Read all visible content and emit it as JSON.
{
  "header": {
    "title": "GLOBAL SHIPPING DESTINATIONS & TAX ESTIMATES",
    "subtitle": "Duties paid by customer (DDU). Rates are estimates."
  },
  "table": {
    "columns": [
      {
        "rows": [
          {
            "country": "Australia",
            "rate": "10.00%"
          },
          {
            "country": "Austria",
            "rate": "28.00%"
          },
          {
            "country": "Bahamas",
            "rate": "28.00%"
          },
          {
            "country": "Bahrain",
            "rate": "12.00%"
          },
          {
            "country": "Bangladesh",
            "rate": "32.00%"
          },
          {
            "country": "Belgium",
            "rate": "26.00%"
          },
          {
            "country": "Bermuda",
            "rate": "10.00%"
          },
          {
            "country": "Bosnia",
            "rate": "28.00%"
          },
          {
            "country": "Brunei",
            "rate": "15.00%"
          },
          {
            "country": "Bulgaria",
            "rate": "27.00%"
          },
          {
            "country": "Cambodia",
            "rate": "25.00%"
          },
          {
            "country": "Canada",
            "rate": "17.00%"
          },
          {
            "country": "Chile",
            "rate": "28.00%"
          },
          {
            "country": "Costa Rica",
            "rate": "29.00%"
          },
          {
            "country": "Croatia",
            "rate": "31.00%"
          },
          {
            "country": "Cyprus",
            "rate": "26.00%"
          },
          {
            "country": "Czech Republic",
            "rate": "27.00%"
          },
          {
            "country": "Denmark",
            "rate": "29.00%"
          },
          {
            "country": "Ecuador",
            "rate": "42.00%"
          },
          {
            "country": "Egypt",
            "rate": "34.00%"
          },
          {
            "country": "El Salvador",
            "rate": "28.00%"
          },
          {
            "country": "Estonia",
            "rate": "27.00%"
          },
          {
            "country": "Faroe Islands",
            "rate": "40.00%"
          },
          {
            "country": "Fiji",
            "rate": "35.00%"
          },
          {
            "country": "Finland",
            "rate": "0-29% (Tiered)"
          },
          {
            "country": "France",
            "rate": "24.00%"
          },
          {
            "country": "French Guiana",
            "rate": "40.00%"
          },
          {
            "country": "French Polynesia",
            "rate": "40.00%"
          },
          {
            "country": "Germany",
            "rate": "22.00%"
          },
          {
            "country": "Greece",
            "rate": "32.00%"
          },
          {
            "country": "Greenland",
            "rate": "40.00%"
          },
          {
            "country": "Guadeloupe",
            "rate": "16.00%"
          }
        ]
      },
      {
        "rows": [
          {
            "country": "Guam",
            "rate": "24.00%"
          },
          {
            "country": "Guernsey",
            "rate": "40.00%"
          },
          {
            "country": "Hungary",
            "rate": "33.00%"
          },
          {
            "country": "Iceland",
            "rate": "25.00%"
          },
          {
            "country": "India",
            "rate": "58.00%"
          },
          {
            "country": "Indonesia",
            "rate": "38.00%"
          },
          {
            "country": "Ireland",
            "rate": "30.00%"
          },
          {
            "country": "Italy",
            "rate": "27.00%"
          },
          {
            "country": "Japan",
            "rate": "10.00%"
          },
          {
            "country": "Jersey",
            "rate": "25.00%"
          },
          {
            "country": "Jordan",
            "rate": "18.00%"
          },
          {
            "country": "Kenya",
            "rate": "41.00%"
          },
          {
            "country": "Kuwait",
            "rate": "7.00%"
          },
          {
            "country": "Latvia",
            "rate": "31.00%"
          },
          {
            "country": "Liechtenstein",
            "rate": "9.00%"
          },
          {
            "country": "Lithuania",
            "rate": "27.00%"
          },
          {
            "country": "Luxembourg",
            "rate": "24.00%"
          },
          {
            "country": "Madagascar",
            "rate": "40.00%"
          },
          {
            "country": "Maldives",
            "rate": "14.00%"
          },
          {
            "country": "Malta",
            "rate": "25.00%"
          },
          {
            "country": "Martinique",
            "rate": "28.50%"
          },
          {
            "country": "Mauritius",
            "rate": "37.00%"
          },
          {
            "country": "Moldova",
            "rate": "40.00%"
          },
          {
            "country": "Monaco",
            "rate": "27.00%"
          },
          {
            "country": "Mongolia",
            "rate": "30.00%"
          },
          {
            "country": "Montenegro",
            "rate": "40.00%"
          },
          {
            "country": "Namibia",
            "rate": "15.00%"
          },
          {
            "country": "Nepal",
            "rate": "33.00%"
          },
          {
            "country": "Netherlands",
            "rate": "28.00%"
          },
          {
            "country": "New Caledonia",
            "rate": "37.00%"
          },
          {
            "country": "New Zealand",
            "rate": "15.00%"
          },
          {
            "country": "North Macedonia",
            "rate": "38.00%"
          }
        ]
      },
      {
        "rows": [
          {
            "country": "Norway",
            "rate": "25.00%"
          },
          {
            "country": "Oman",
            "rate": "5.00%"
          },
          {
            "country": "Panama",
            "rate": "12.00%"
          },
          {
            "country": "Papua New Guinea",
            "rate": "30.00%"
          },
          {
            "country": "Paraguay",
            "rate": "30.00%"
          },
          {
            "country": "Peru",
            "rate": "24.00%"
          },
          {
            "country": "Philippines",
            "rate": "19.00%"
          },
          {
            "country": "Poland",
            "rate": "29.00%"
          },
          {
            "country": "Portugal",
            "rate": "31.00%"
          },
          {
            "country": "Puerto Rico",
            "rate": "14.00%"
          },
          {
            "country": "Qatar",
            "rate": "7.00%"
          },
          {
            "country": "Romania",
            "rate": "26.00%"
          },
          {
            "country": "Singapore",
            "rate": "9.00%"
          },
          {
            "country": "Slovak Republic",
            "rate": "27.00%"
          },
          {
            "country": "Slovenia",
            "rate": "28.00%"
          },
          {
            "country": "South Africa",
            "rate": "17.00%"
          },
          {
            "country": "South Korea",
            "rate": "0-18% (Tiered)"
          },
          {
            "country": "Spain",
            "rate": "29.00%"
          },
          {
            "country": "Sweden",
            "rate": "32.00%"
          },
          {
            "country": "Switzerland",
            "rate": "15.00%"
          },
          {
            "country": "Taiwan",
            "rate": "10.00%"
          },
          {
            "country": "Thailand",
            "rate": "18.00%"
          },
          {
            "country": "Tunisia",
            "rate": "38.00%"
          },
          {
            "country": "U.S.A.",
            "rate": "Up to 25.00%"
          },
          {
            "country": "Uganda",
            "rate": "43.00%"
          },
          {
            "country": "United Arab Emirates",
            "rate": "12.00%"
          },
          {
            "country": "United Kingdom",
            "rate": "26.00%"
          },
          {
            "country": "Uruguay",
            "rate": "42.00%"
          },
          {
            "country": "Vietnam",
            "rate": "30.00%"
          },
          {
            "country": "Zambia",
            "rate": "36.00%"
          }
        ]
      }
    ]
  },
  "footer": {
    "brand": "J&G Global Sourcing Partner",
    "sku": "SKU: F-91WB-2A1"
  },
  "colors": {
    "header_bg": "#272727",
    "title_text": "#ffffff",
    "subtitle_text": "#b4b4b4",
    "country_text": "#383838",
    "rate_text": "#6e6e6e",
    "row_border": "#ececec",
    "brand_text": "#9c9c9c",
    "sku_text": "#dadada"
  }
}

▬▬▬

[What the task asks]: The entries above must be returned in full, exactly as shown.

[The answer]:
Read all visible content and emit it as JSON.
{
  "header": {
    "title": "GLOBAL SHIPPING DESTINATIONS & TAX ESTIMATES",
    "subtitle": "Duties paid by customer (DDU). Rates are estimates."
  },
  "table": {
    "columns": [
      {
        "rows": [
          {
            "country": "Australia",
            "rate": "10.00%"
          },
          {
            "country": "Austria",
            "rate": "28.00%"
          },
          {
            "country": "Bahamas",
            "rate": "28.00%"
          },
          {
            "country": "Bahrain",
            "rate": "12.00%"
          },
          {
            "country": "Bangladesh",
            "rate": "32.00%"
          },
          {
            "country": "Belgium",
            "rate": "26.00%"
          },
          {
            "country": "Bermuda",
            "rate": "10.00%"
          },
          {
            "country": "Bosnia",
            "rate": "28.00%"
          },
          {
            "country": "Brunei",
            "rate": "15.00%"
          },
          {
            "country": "Bulgaria",
            "rate": "27.00%"
          },
          {
            "country": "Cambodia",
            "rate": "25.00%"
          },
          {
            "country": "Canada",
            "rate": "17.00%"
          },
          {
            "country": "Chile",
            "rate": "28.00%"
          },
          {
            "country": "Costa Rica",
            "rate": "29.00%"
          },
          {
            "country": "Croatia",
            "rate": "31.00%"
          },
          {
            "country": "Cyprus",
            "rate": "26.00%"
          },
          {
            "country": "Czech Republic",
            "rate": "27.00%"
          },
          {
            "country": "Denmark",
            "rate": "29.00%"
          },
          {
            "country": "Ecuador",
            "rate": "42.00%"
          },
          {
            "country": "Egypt",
            "rate": "34.00%"
          },
          {
            "country": "El Salvador",
            "rate": "28.00%"
          },
          {
            "country": "Estonia",
            "rate": "27.00%"
          },
          {
            "country": "Faroe Islands",
            "rate": "40.00%"
          },
          {
            "country": "Fiji",
            "rate": "35.00%"
          },
          {
            "country": "Finland",
            "rate": "0-29% (Tiered)"
          },
          {
            "country": "France",
            "rate": "24.00%"
          },
          {
            "country": "French Guiana",
            "rate": "40.00%"
          },
          {
            "country": "French Polynesia",
            "rate": "40.00%"
          },
          {
            "country": "Germany",
            "rate": "22.00%"
          },
          {
            "country": "Greece",
            "rate": "32.00%"
          },
          {
            "country": "Greenland",
            "rate": "40.00%"
          },
          {
            "country": "Guadeloupe",
            "rate": "16.00%"
          }
        ]
      },
      {
        "rows": [
          {
            "country": "Guam",
            "rate": "24.00%"
          },
          {
            "country": "Guernsey",
            "rate": "40.00%"
          },
          {
            "country": "Hungary",
            "rate": "33.00%"
          },
          {
            "country": "Iceland",
            "rate": "25.00%"
          },
          {
            "country": "India",
            "rate": "58.00%"
          },
          {
            "country": "Indonesia",
            "rate": "38.00%"
          },
          {
            "country": "Ireland",
            "rate": "30.00%"
          },
          {
            "country": "Italy",
            "rate": "27.00%"
          },
          {
            "country": "Japan",
            "rate": "10.00%"
          },
          {
            "country": "Jersey",
            "rate": "25.00%"
          },
          {
            "country": "Jordan",
            "rate": "18.00%"
          },
          {
            "country": "Kenya",
            "rate": "41.00%"
          },
          {
            "country": "Kuwait",
            "rate": "7.00%"
          },
          {
            "country": "Latvia",
            "rate": "31.00%"
          },
          {
            "country": "Liechtenstein",
            "rate": "9.00%"
          },
          {
            "country": "Lithuania",
            "rate": "27.00%"
          },
          {
            "country": "Luxembourg",
            "rate": "24.00%"
          },
          {
            "country": "Madagascar",
            "rate": "40.00%"
          },
          {
            "country": "Maldives",
            "rate": "14.00%"
          },
          {
            "country": "Malta",
            "rate": "25.00%"
          },
          {
            "country": "Martinique",
            "rate": "28.50%"
          },
          {
            "country": "Mauritius",
            "rate": "37.00%"
          },
          {
            "country": "Moldova",
            "rate": "40.00%"
          },
          {
            "country": "Monaco",
            "rate": "27.00%"
          },
          {
            "country": "Mongolia",
            "rate": "30.00%"
          },
          {
            "country": "Montenegro",
            "rate": "40.00%"
          },
          {
            "country": "Namibia",
            "rate": "15.00%"
          },
          {
            "country": "Nepal",
            "rate": "33.00%"
          },
          {
            "country": "Netherlands",
            "rate": "28.00%"
          },
          {
            "country": "New Caledonia",
            "rate": "37.00%"
          },
          {
            "country": "New Zealand",
            "rate": "15.00%"
          },
          {
            "country": "North Macedonia",
            "rate": "38.00%"
          }
        ]
      },
      {
        "rows": [
          {
            "country": "Norway",
            "rate": "25.00%"
          },
          {
            "country": "Oman",
            "rate": "5.00%"
          },
          {
            "country": "Panama",
            "rate": "12.00%"
          },
          {
            "country": "Papua New Guinea",
            "rate": "30.00%"
          },
          {
            "country": "Paraguay",
            "rate": "30.00%"
          },
          {
            "country": "Peru",
            "rate": "24.00%"
          },
          {
            "country": "Philippines",
            "rate": "19.00%"
          },
          {
            "country": "Poland",
            "rate": "29.00%"
          },
          {
            "country": "Portugal",
            "rate": "31.00%"
          },
          {
            "country": "Puerto Rico",
            "rate": "14.00%"
          },
          {
            "country": "Qatar",
            "rate": "7.00%"
          },
          {
            "country": "Romania",
            "rate": "26.00%"
          },
          {
            "country": "Singapore",
            "rate": "9.00%"
          },
          {
            "country": "Slovak Republic",
            "rate": "27.00%"
          },
          {
            "country": "Slovenia",
            "rate": "28.00%"
          },
          {
            "country": "South Africa",
            "rate": "17.00%"
          },
          {
            "country": "South Korea",
            "rate": "0-18% (Tiered)"
          },
          {
            "country": "Spain",
            "rate": "29.00%"
          },
          {
            "country": "Sweden",
            "rate": "32.00%"
          },
          {
            "country": "Switzerland",
            "rate": "15.00%"
          },
          {
            "country": "Taiwan",
            "rate": "10.00%"
          },
          {
            "country": "Thailand",
            "rate": "18.00%"
          },
          {
            "country": "Tunisia",
            "rate": "38.00%"
          },
          {
            "country": "U.S.A.",
            "rate": "Up to 25.00%"
          },
          {
            "country": "Uganda",
            "rate": "43.00%"
          },
          {
            "country": "United Arab Emirates",
            "rate": "12.00%"
          },
          {
            "country": "United Kingdom",
            "rate": "26.00%"
          },
          {
            "country": "Uruguay",
            "rate": "42.00%"
          },
          {
            "country": "Vietnam",
            "rate": "30.00%"
          },
          {
            "country": "Zambia",
            "rate": "36.00%"
          }
        ]
      }
    ]
  },
  "footer": {
    "brand": "J&G Global Sourcing Partner",
    "sku": "SKU: F-91WB-2A1"
  },
  "colors": {
    "header_bg": "#272727",
    "title_text": "#ffffff",
    "subtitle_text": "#b4b4b4",
    "country_text": "#383838",
    "rate_text": "#6e6e6e",
    "row_border": "#ececec",
    "brand_text": "#9c9c9c",
    "sku_text": "#dadada"
  }
}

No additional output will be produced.